> Exercise task
Where the word "Make" occurs in a line, return that line.

> Material for this task
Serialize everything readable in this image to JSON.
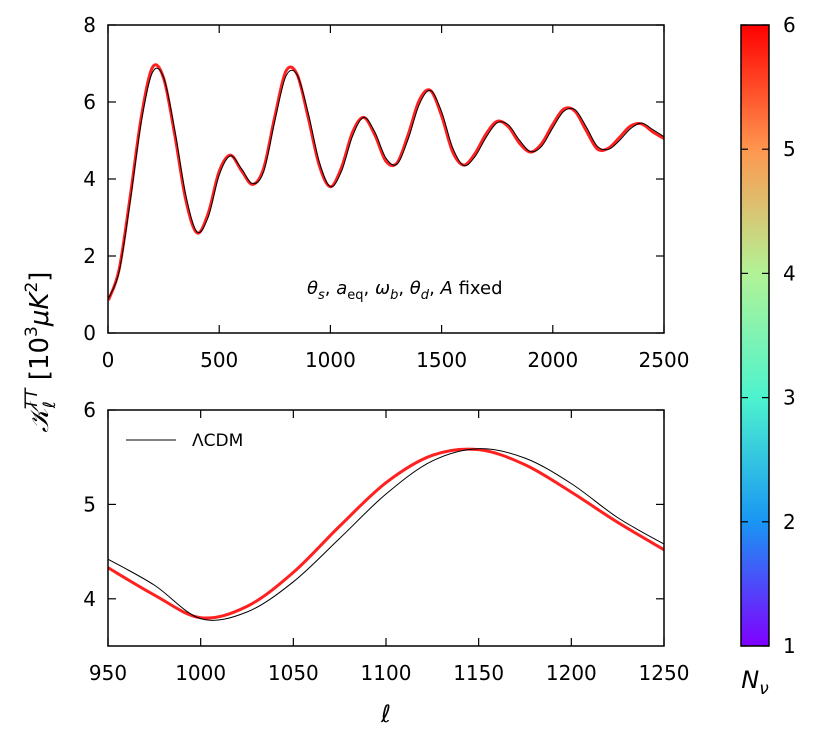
{
  "y_label": [
    "𝒦",
    "ℓ",
    "TT",
    " [10",
    "3",
    "μK",
    "2",
    "]"
  ],
  "annotation": [
    "θ",
    "s",
    ",  ",
    "a",
    "eq",
    ",  ",
    "ω",
    "b",
    ",  ",
    "θ",
    "d",
    ",  ",
    "A",
    " fixed"
  ],
  "colorbar": {
    "label": [
      "N",
      "ν"
    ],
    "lim": [
      1,
      6
    ],
    "ticks": [
      1,
      2,
      3,
      4,
      5,
      6
    ],
    "colors": [
      "#8000ff",
      "#1996f3",
      "#4df3ce",
      "#b2f396",
      "#ff964f",
      "#ff0000"
    ]
  },
  "chart_data": [
    {
      "type": "line",
      "x": [
        2,
        50,
        100,
        150,
        200,
        250,
        300,
        350,
        400,
        450,
        500,
        550,
        600,
        650,
        700,
        750,
        800,
        850,
        900,
        950,
        1000,
        1050,
        1100,
        1150,
        1200,
        1250,
        1300,
        1350,
        1400,
        1450,
        1500,
        1550,
        1600,
        1650,
        1700,
        1750,
        1800,
        1850,
        1900,
        1950,
        2000,
        2050,
        2100,
        2150,
        2200,
        2250,
        2300,
        2350,
        2400,
        2450,
        2500
      ],
      "series": [
        {
          "color": "#ff2020",
          "linewidth": 3,
          "values": [
            0.85,
            1.65,
            3.55,
            5.62,
            6.9,
            6.62,
            5.15,
            3.45,
            2.6,
            3.1,
            4.2,
            4.62,
            4.22,
            3.86,
            4.28,
            5.62,
            6.8,
            6.72,
            5.6,
            4.35,
            3.8,
            4.3,
            5.22,
            5.6,
            5.14,
            4.46,
            4.42,
            5.16,
            6.05,
            6.3,
            5.64,
            4.7,
            4.36,
            4.66,
            5.17,
            5.5,
            5.36,
            4.93,
            4.7,
            4.92,
            5.42,
            5.82,
            5.76,
            5.26,
            4.78,
            4.8,
            5.08,
            5.38,
            5.43,
            5.22,
            5.05
          ]
        },
        {
          "name": "ΛCDM",
          "color": "#000000",
          "linewidth": 1,
          "values": [
            0.9,
            1.59,
            3.42,
            5.49,
            6.77,
            6.64,
            5.28,
            3.58,
            2.63,
            3.0,
            4.1,
            4.6,
            4.27,
            3.88,
            4.19,
            5.5,
            6.67,
            6.71,
            5.72,
            4.45,
            3.8,
            4.2,
            5.12,
            5.6,
            5.22,
            4.54,
            4.39,
            5.04,
            5.94,
            6.3,
            5.75,
            4.81,
            4.35,
            4.58,
            5.08,
            5.46,
            5.41,
            5.01,
            4.71,
            4.85,
            5.33,
            5.76,
            5.8,
            5.36,
            4.85,
            4.77,
            5.0,
            5.31,
            5.45,
            5.28,
            5.1
          ]
        }
      ],
      "xlim": [
        0,
        2500
      ],
      "ylim": [
        0,
        8
      ],
      "xticks": [
        0,
        500,
        1000,
        1500,
        2000,
        2500
      ],
      "yticks": [
        0,
        2,
        4,
        6,
        8
      ]
    },
    {
      "type": "line",
      "x_label": "ℓ",
      "x": [
        950,
        975,
        1000,
        1025,
        1050,
        1075,
        1100,
        1125,
        1150,
        1175,
        1200,
        1225,
        1250
      ],
      "series": [
        {
          "color": "#ff2020",
          "linewidth": 3,
          "values": [
            4.33,
            4.04,
            3.8,
            3.92,
            4.28,
            4.77,
            5.23,
            5.52,
            5.58,
            5.42,
            5.13,
            4.81,
            4.52
          ]
        },
        {
          "name": "ΛCDM",
          "color": "#000000",
          "linewidth": 1,
          "values": [
            4.42,
            4.145,
            3.79,
            3.86,
            4.18,
            4.64,
            5.11,
            5.46,
            5.59,
            5.49,
            5.22,
            4.86,
            4.58
          ]
        }
      ],
      "xlim": [
        950,
        1250
      ],
      "ylim": [
        3.5,
        6
      ],
      "xticks": [
        950,
        1000,
        1050,
        1100,
        1150,
        1200,
        1250
      ],
      "yticks": [
        4,
        5,
        6
      ],
      "legend": "upper left"
    }
  ]
}
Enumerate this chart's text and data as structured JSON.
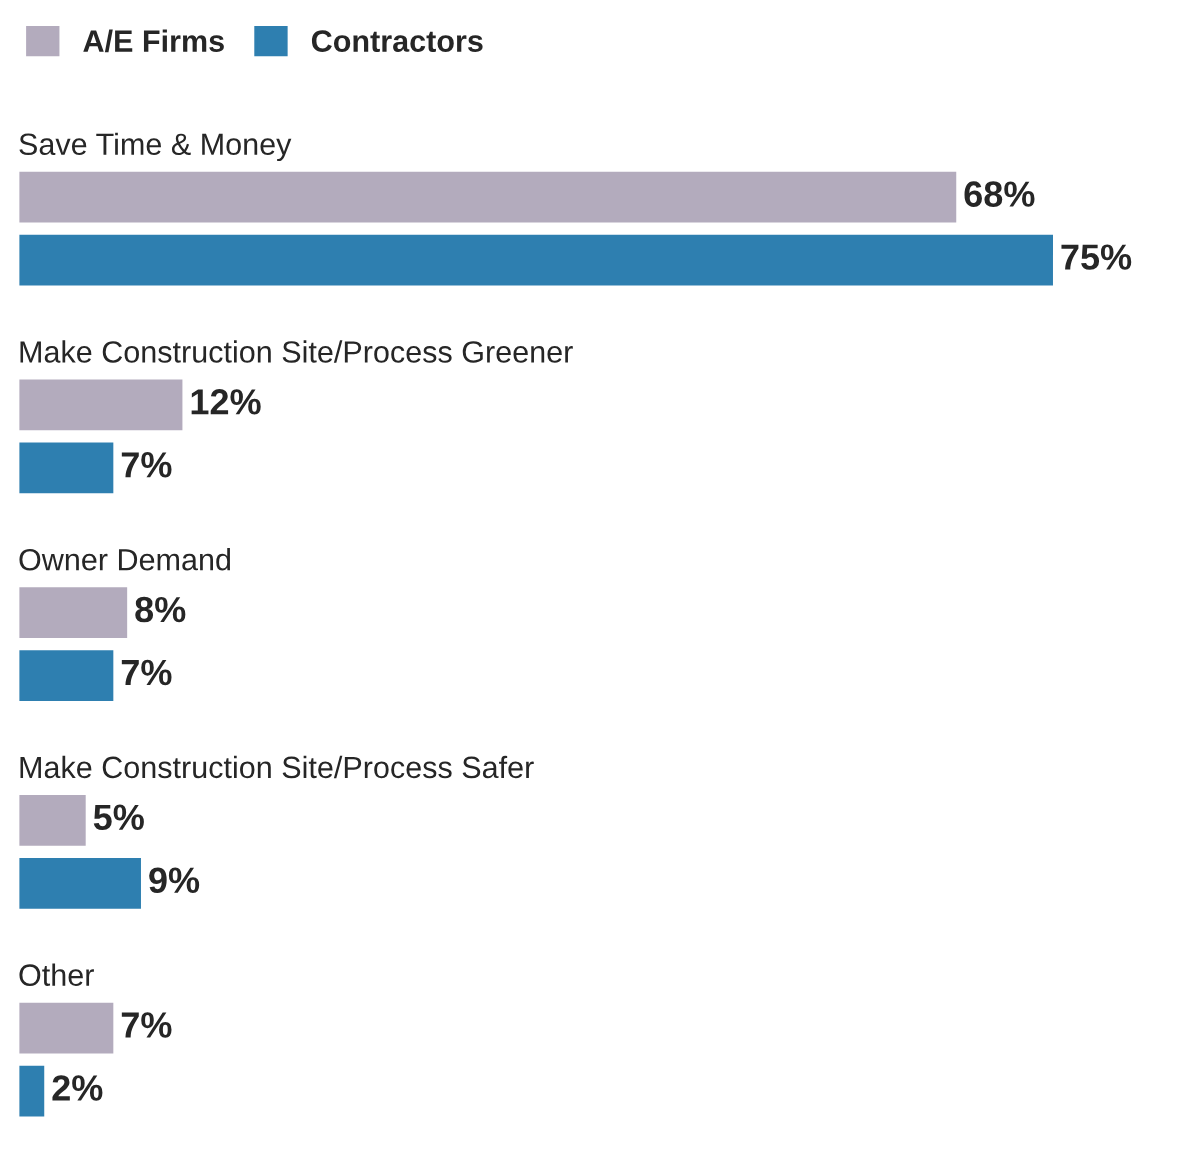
{
  "chart_data": {
    "type": "bar",
    "orientation": "horizontal",
    "categories": [
      "Save Time & Money",
      "Make Construction Site/Process Greener",
      "Owner Demand",
      "Make Construction Site/Process Safer",
      "Other"
    ],
    "series": [
      {
        "name": "A/E Firms",
        "color": "#b3abbd",
        "values": [
          68,
          12,
          8,
          5,
          7
        ],
        "value_labels": [
          "68%",
          "12%",
          "8%",
          "5%",
          "7%"
        ]
      },
      {
        "name": "Contractors",
        "color": "#2e7fb0",
        "values": [
          75,
          7,
          7,
          9,
          2
        ],
        "value_labels": [
          "75%",
          "7%",
          "7%",
          "9%",
          "2%"
        ]
      }
    ],
    "legend": "top left",
    "tick_labels": false
  }
}
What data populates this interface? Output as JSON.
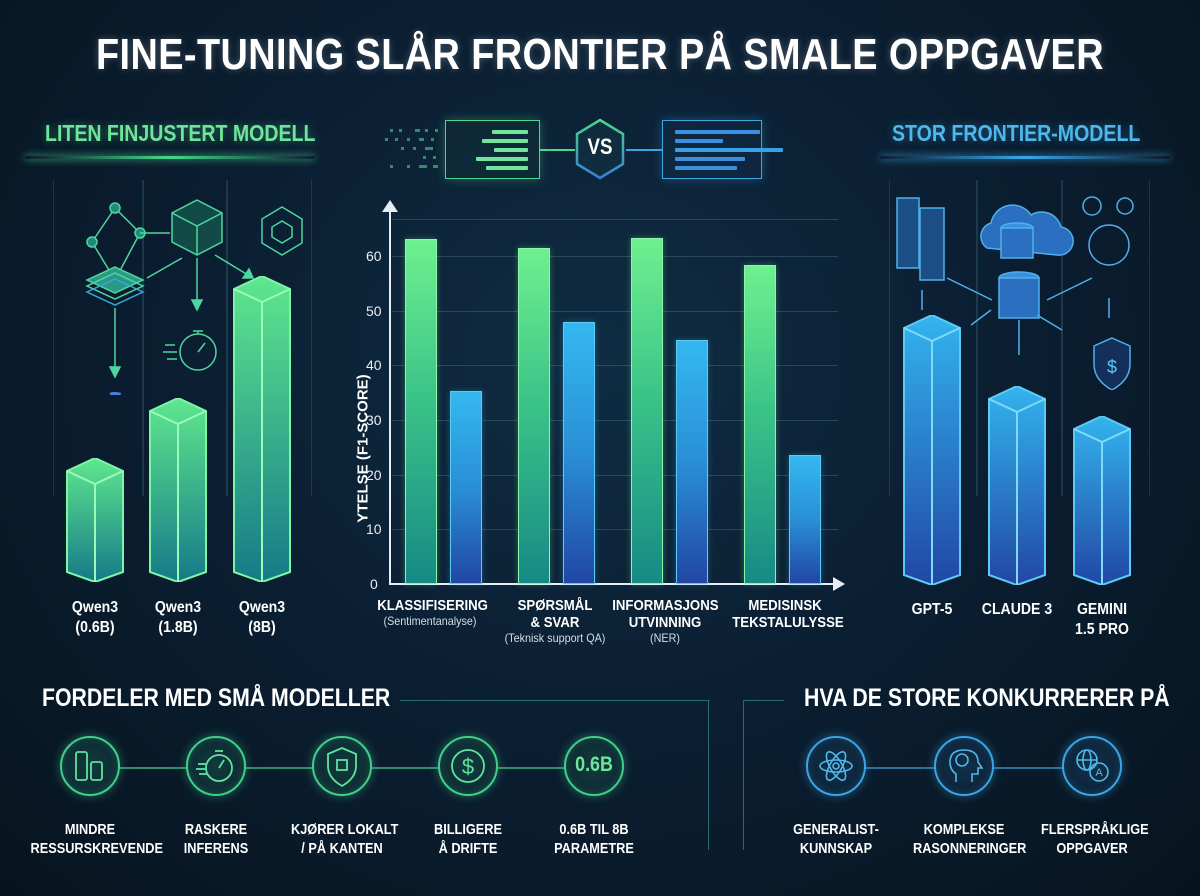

> Response below
      "Make Construction Site/Process Greener",
      "Make Construction Site/Process Safer",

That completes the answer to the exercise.